## Exercise goal
Determine the number of lines of the records below that include "Length". Respond with the number and no other text.

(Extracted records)

+ + + + +

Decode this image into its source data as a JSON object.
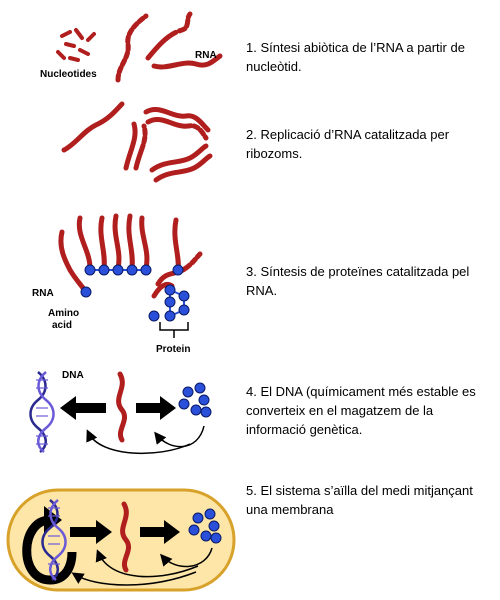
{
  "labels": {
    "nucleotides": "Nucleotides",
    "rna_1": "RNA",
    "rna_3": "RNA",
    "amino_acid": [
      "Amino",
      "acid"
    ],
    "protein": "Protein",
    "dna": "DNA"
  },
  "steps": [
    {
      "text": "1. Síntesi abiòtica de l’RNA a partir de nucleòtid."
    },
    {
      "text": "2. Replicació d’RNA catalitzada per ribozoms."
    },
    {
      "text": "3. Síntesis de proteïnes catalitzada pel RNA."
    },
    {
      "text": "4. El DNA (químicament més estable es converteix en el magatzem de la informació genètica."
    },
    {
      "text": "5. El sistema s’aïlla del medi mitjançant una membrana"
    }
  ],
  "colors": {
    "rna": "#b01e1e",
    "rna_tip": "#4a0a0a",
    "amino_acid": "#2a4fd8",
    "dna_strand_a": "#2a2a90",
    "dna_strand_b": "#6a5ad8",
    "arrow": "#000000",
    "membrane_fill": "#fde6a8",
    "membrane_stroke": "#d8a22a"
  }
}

+ + + + +

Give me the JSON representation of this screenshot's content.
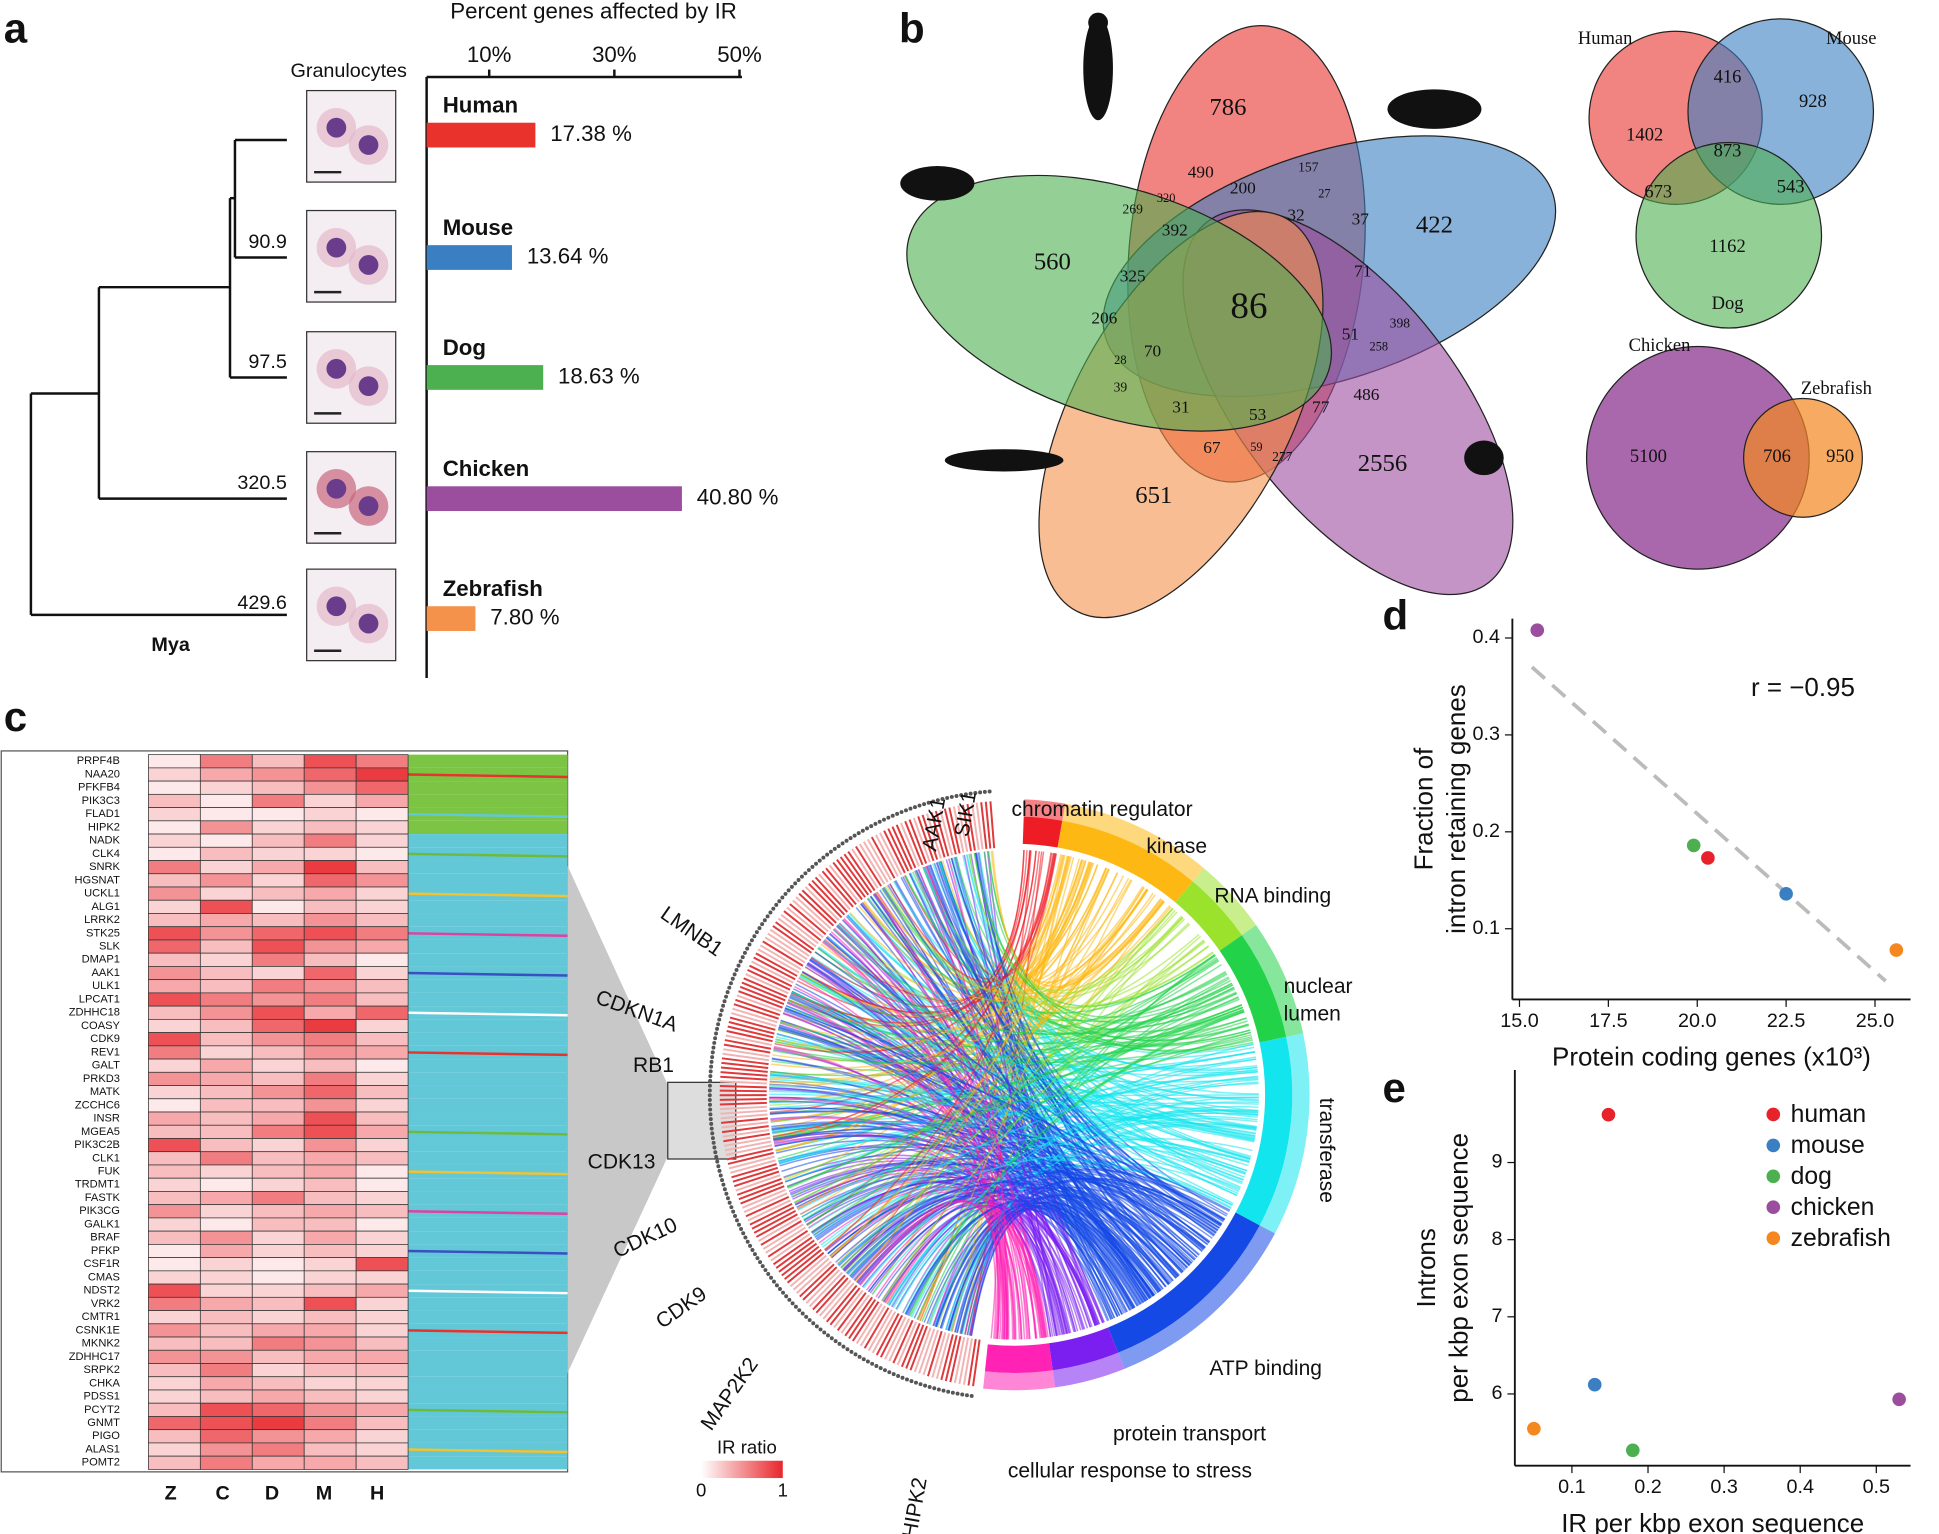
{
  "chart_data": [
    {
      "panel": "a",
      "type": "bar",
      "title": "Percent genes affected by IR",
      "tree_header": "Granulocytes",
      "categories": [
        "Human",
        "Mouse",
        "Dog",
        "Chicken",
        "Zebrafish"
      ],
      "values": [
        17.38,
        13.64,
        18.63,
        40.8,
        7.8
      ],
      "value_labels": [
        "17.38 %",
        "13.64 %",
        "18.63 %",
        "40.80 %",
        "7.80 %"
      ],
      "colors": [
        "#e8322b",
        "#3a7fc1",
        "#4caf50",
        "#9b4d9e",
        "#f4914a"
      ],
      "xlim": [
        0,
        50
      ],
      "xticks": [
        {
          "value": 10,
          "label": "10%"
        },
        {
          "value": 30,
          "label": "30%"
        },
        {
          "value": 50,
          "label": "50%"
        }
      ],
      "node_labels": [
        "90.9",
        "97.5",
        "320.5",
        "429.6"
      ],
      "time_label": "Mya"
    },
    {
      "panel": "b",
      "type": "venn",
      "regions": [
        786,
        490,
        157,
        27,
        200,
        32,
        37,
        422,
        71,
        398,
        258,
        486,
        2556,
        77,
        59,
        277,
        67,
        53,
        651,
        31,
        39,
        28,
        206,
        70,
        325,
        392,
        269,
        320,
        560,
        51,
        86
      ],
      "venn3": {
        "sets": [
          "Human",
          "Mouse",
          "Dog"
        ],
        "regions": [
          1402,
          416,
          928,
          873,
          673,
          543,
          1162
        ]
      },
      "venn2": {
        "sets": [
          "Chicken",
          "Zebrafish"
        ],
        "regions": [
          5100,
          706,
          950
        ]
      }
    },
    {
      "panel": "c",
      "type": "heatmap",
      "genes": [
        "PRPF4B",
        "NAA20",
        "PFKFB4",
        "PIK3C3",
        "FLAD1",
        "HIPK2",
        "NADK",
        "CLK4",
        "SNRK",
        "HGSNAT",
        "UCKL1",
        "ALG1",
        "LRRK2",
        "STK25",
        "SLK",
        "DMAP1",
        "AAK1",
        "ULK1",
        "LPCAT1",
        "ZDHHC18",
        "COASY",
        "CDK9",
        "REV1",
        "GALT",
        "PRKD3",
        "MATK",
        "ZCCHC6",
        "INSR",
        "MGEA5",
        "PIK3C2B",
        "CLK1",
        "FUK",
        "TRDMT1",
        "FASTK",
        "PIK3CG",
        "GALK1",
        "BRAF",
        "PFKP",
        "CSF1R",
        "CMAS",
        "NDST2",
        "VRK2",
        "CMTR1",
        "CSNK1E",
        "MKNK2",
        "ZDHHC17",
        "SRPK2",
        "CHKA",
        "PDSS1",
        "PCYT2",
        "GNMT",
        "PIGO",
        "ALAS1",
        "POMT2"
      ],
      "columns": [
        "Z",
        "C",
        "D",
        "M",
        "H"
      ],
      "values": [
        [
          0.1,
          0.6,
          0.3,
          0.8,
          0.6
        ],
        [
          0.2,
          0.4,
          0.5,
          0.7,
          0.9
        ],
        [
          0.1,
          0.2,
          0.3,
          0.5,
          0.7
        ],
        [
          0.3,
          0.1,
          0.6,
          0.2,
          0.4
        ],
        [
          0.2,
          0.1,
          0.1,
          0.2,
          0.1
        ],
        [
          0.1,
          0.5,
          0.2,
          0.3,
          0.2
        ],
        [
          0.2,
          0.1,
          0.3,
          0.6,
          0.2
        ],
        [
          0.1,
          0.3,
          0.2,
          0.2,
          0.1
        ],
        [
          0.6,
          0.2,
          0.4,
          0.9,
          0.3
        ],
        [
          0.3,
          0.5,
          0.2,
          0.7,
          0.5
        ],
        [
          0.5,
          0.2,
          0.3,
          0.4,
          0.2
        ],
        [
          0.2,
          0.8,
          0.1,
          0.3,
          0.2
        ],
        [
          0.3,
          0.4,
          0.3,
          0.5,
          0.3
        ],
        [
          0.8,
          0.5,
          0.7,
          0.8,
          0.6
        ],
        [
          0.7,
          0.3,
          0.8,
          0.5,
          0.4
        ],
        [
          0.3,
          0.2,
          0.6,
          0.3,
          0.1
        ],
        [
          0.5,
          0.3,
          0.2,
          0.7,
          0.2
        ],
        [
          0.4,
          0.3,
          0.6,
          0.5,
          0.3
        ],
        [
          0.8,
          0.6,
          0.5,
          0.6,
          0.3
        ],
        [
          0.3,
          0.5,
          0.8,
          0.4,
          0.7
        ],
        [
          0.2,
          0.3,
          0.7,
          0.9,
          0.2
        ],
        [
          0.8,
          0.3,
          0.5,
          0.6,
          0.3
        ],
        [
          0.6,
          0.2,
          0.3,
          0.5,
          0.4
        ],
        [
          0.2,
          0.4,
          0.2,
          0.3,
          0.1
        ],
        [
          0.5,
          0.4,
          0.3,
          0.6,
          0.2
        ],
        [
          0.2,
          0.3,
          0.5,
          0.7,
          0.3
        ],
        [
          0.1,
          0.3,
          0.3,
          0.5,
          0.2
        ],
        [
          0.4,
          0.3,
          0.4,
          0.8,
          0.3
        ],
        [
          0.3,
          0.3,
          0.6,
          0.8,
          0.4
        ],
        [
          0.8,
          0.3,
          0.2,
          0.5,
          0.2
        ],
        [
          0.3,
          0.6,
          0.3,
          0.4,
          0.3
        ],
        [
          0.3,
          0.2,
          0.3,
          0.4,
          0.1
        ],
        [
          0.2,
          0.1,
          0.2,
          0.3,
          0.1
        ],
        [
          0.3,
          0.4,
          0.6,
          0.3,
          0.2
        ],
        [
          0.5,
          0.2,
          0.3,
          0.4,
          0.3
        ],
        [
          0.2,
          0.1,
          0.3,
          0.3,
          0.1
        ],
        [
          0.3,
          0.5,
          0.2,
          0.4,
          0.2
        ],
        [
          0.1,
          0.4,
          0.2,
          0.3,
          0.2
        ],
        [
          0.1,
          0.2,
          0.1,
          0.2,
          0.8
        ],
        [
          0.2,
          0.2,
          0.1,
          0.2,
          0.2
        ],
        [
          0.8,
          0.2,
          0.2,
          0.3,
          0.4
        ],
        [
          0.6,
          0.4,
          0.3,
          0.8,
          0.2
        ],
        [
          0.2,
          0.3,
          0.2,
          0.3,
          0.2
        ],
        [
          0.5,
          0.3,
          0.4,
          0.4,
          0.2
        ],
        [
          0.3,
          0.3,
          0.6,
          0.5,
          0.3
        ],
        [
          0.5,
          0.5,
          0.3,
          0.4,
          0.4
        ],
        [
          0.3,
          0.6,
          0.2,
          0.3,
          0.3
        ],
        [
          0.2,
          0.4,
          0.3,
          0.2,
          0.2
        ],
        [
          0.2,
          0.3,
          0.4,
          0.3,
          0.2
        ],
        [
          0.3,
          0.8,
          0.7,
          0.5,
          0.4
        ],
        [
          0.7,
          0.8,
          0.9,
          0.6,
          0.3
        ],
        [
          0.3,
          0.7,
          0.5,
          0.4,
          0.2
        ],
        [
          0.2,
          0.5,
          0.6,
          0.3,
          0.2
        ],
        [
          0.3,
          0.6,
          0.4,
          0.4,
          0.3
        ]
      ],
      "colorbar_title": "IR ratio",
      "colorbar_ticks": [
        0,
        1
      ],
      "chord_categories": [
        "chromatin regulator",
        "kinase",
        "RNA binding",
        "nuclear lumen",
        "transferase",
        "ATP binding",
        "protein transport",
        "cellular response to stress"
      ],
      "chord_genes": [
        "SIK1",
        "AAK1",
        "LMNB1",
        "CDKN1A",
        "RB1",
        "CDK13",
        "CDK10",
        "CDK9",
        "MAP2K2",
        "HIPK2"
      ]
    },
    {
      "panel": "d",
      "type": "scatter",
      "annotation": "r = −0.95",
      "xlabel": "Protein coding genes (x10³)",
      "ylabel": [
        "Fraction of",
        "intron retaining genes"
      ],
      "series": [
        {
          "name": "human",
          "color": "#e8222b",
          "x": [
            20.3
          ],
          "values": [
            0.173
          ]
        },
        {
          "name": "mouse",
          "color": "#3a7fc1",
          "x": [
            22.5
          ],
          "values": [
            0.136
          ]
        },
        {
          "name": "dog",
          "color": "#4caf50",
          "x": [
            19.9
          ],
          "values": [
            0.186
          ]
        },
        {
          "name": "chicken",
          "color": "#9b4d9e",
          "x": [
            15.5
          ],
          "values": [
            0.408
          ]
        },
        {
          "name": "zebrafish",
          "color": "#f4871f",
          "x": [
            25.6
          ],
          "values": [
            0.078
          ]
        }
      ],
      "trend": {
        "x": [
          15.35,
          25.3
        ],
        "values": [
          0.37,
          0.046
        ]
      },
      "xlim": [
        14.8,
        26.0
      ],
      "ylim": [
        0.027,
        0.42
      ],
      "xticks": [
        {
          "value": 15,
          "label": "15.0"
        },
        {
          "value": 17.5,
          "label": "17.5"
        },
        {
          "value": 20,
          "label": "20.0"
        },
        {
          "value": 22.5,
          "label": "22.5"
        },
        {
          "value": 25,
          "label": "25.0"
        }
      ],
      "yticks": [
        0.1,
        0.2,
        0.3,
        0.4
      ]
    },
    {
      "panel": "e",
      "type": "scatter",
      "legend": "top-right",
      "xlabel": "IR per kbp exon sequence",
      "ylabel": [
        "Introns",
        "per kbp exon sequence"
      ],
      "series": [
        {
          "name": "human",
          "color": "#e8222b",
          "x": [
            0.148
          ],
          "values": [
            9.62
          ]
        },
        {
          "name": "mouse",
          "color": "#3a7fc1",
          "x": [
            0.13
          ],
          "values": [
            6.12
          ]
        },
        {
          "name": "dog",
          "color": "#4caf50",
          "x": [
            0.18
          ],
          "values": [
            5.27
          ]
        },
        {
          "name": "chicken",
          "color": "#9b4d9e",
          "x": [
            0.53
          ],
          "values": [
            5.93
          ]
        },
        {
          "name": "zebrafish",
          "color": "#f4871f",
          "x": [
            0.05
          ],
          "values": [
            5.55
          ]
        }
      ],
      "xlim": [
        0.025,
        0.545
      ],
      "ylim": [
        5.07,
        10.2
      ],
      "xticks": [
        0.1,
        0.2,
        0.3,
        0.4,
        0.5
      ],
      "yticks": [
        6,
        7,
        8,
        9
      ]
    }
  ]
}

+ + + + +

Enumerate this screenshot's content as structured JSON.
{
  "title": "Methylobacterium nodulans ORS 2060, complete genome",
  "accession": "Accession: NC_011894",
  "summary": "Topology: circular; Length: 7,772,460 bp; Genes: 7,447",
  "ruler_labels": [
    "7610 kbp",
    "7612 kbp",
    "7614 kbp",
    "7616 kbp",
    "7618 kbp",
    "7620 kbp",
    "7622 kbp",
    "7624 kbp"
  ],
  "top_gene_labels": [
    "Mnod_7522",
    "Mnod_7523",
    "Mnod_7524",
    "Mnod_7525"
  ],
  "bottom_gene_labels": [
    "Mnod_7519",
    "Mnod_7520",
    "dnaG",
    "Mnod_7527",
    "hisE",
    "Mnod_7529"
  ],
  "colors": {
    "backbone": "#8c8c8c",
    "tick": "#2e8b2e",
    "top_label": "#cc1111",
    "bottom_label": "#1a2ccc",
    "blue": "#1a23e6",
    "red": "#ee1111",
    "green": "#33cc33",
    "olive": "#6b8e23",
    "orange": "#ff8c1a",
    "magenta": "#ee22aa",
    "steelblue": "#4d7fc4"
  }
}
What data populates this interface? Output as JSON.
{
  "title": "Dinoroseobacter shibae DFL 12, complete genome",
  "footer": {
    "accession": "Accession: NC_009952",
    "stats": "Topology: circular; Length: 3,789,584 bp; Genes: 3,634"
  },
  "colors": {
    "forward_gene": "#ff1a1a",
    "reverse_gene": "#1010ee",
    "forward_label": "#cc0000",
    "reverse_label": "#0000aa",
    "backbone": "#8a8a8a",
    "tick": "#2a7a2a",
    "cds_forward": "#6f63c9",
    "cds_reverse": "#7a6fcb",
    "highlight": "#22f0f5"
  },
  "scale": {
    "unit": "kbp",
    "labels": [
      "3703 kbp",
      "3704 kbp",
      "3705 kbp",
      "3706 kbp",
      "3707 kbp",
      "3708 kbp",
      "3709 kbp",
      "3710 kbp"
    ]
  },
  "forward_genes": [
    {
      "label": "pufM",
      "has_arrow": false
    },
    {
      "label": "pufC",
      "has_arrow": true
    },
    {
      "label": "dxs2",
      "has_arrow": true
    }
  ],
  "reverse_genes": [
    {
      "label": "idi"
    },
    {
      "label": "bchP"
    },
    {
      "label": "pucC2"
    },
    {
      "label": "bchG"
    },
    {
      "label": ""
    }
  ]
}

+ + + + +

## Exercise solution
2